### TASK DIRECTIONS
Identify and copy all lines of the material where the string "type" is found.

START ITEMS

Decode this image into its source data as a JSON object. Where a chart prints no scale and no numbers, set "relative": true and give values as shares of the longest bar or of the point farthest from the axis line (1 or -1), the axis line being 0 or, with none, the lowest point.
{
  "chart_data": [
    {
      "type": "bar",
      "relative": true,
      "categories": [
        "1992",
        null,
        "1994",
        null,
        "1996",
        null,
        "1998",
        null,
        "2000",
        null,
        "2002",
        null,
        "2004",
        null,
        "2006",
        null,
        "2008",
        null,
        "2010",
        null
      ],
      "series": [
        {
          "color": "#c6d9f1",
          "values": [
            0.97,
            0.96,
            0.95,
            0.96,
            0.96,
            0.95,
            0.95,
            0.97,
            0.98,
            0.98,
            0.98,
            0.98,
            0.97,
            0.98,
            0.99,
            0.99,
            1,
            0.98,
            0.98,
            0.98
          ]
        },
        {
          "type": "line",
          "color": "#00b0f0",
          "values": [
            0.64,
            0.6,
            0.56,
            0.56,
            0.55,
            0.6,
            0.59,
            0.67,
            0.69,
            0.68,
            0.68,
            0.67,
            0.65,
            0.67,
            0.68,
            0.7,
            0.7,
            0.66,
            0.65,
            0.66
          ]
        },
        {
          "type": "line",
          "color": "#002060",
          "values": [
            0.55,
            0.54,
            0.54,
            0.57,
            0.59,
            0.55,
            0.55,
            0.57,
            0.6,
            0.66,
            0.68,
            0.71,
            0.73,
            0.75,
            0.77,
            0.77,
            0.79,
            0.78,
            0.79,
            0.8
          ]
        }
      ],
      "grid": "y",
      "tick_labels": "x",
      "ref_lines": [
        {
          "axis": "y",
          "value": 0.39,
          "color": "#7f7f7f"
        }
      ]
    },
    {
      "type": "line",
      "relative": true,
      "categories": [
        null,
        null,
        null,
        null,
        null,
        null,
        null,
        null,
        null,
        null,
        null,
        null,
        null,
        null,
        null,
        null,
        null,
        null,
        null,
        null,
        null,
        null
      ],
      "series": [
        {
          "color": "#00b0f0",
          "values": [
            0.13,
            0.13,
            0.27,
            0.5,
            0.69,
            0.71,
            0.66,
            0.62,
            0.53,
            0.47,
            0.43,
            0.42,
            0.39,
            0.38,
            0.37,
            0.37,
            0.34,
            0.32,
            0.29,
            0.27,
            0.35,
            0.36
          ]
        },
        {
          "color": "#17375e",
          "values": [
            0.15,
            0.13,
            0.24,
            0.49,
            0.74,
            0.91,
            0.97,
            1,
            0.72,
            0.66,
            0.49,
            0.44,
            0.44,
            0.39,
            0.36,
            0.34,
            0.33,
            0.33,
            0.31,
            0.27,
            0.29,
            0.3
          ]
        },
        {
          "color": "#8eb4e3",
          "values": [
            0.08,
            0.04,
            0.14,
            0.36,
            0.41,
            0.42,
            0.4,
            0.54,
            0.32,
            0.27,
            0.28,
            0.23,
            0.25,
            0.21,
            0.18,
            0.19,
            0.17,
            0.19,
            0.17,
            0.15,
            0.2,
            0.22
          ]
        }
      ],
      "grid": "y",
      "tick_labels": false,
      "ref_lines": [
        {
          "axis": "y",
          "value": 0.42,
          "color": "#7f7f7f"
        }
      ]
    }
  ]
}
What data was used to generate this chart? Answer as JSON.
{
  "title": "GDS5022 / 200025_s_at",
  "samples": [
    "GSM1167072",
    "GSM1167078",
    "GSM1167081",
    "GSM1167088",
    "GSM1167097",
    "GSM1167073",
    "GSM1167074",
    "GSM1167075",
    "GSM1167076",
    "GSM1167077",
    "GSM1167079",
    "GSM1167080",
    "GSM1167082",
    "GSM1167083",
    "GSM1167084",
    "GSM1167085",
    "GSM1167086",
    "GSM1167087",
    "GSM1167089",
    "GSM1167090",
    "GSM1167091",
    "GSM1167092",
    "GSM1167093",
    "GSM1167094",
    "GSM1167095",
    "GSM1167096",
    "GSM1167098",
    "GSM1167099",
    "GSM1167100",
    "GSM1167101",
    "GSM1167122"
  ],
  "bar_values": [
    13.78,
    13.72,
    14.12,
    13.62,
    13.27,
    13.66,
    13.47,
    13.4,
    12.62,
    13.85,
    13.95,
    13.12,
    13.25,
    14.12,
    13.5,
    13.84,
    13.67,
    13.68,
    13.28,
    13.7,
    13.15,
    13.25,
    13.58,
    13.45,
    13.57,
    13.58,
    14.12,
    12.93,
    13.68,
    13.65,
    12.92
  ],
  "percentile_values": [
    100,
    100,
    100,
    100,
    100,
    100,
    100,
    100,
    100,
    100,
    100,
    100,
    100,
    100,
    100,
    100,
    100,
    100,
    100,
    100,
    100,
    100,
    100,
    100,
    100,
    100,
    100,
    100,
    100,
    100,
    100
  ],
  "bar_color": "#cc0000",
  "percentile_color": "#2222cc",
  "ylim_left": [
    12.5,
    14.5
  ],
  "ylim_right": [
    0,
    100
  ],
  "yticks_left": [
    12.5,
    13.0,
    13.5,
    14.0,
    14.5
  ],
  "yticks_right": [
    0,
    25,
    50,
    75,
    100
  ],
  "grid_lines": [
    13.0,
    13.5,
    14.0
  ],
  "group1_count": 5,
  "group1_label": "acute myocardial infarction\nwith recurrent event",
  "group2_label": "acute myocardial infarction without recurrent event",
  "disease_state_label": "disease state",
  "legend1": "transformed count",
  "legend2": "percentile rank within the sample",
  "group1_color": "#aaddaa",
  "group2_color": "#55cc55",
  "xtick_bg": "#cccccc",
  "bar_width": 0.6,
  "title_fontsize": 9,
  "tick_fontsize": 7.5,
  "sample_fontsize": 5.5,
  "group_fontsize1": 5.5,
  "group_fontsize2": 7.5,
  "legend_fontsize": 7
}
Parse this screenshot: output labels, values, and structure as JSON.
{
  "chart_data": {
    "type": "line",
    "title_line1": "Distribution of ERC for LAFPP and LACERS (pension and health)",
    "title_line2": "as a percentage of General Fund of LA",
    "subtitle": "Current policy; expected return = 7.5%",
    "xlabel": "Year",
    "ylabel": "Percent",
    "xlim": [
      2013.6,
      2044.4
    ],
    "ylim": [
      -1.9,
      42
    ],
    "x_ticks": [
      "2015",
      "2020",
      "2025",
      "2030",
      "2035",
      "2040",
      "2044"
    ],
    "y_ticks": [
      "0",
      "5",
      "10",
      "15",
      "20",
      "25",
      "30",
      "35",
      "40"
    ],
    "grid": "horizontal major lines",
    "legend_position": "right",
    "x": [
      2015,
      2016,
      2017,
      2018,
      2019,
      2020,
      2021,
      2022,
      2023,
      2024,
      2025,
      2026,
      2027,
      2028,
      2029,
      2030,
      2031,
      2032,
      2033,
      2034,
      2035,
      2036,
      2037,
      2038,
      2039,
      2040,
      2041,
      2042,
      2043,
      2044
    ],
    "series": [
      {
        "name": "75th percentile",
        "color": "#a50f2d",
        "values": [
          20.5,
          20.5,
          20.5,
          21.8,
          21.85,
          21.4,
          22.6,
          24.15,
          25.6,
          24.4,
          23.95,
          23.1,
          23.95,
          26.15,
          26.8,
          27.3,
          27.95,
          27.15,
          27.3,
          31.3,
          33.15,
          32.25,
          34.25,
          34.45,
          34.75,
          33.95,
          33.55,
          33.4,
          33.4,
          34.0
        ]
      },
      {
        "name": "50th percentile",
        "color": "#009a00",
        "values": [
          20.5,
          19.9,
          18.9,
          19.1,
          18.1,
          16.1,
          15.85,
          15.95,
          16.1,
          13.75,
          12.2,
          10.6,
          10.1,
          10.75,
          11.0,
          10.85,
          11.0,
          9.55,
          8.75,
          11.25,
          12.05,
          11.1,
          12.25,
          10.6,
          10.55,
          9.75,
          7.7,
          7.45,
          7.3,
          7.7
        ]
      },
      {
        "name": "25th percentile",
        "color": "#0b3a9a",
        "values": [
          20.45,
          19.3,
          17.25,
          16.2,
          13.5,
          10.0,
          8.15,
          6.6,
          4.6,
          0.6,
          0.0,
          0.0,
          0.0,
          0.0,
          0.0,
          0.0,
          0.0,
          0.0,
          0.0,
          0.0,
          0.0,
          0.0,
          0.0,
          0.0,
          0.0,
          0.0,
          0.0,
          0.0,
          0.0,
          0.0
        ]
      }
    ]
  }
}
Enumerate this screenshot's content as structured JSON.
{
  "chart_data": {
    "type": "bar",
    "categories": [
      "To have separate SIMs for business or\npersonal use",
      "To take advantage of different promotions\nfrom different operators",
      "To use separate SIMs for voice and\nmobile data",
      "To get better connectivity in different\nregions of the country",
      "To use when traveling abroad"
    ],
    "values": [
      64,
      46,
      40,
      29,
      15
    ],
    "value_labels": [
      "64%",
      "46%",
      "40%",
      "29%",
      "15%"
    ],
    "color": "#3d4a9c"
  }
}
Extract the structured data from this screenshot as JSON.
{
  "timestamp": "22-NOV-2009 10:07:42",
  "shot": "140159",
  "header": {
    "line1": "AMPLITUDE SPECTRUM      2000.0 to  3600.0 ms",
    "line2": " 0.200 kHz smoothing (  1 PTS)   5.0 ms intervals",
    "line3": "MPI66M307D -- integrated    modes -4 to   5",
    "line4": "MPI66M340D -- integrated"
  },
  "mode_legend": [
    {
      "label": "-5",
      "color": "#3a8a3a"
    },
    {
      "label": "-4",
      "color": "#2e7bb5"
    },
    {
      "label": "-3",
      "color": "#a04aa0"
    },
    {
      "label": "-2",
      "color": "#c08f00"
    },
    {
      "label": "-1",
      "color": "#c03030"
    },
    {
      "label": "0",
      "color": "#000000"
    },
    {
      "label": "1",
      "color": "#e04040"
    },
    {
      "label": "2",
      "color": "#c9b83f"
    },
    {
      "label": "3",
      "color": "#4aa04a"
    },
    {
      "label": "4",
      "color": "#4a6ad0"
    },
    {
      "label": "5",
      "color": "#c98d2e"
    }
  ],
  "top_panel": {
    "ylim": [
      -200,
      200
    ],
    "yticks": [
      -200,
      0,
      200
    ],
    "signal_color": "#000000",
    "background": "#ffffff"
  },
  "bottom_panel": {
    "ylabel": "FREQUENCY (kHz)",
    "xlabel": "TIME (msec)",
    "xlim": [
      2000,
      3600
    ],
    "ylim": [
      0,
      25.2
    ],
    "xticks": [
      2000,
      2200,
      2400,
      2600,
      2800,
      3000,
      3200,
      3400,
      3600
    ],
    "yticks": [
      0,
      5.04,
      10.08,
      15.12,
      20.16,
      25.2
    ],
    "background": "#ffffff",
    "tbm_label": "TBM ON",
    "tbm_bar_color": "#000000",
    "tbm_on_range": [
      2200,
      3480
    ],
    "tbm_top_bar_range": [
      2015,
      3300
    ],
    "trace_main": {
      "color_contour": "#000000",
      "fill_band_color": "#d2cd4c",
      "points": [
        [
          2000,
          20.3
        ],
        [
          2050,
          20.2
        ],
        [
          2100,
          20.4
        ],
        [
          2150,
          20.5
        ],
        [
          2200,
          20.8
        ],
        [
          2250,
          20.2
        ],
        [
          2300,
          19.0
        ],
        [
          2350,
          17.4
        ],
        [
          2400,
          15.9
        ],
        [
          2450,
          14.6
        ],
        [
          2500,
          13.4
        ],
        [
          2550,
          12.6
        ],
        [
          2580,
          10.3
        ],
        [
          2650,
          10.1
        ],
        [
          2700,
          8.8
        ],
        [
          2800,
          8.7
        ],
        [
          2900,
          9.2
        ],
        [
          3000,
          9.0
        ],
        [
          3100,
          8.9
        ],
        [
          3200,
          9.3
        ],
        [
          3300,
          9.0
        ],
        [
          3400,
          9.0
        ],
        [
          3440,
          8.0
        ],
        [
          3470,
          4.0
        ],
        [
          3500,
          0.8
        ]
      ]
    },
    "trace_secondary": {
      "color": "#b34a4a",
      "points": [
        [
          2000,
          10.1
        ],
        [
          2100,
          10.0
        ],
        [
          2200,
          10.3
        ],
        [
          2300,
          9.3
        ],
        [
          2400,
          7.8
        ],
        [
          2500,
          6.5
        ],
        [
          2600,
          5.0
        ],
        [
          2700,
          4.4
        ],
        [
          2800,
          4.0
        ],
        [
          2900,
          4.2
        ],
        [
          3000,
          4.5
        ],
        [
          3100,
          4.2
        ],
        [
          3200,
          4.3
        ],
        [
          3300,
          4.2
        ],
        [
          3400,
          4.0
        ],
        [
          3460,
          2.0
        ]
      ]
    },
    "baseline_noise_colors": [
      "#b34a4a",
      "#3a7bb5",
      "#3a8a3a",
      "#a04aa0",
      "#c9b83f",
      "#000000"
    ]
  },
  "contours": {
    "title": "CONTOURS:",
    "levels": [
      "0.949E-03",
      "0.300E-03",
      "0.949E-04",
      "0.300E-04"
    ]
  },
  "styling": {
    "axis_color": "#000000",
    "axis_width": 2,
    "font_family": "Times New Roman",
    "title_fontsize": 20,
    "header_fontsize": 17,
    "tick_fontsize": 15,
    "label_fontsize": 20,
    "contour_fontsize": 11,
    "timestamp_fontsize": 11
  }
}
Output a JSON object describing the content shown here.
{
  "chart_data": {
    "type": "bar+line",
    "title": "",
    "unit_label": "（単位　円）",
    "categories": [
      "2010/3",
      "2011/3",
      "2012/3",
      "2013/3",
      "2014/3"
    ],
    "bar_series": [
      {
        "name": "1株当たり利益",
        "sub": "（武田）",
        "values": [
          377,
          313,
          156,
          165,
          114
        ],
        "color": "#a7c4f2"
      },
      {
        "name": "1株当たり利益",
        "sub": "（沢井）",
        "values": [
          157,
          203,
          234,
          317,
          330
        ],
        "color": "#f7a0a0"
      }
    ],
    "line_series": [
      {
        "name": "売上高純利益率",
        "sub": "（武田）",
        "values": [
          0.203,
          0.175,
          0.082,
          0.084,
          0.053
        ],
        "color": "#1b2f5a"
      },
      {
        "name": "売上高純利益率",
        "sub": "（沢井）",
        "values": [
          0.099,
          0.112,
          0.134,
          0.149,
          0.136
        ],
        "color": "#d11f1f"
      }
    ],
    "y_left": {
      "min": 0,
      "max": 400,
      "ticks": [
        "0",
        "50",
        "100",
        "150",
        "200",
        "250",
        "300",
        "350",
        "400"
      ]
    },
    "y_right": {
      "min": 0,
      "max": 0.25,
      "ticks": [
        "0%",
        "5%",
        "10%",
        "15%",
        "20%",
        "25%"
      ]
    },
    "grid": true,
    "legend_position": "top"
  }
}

END ITEMS

### RESULT
      "type": "bar",
          "type": "line",
          "type": "line",
      "type": "line",
    "type": "line",
    "type": "bar",
    "type": "bar+line",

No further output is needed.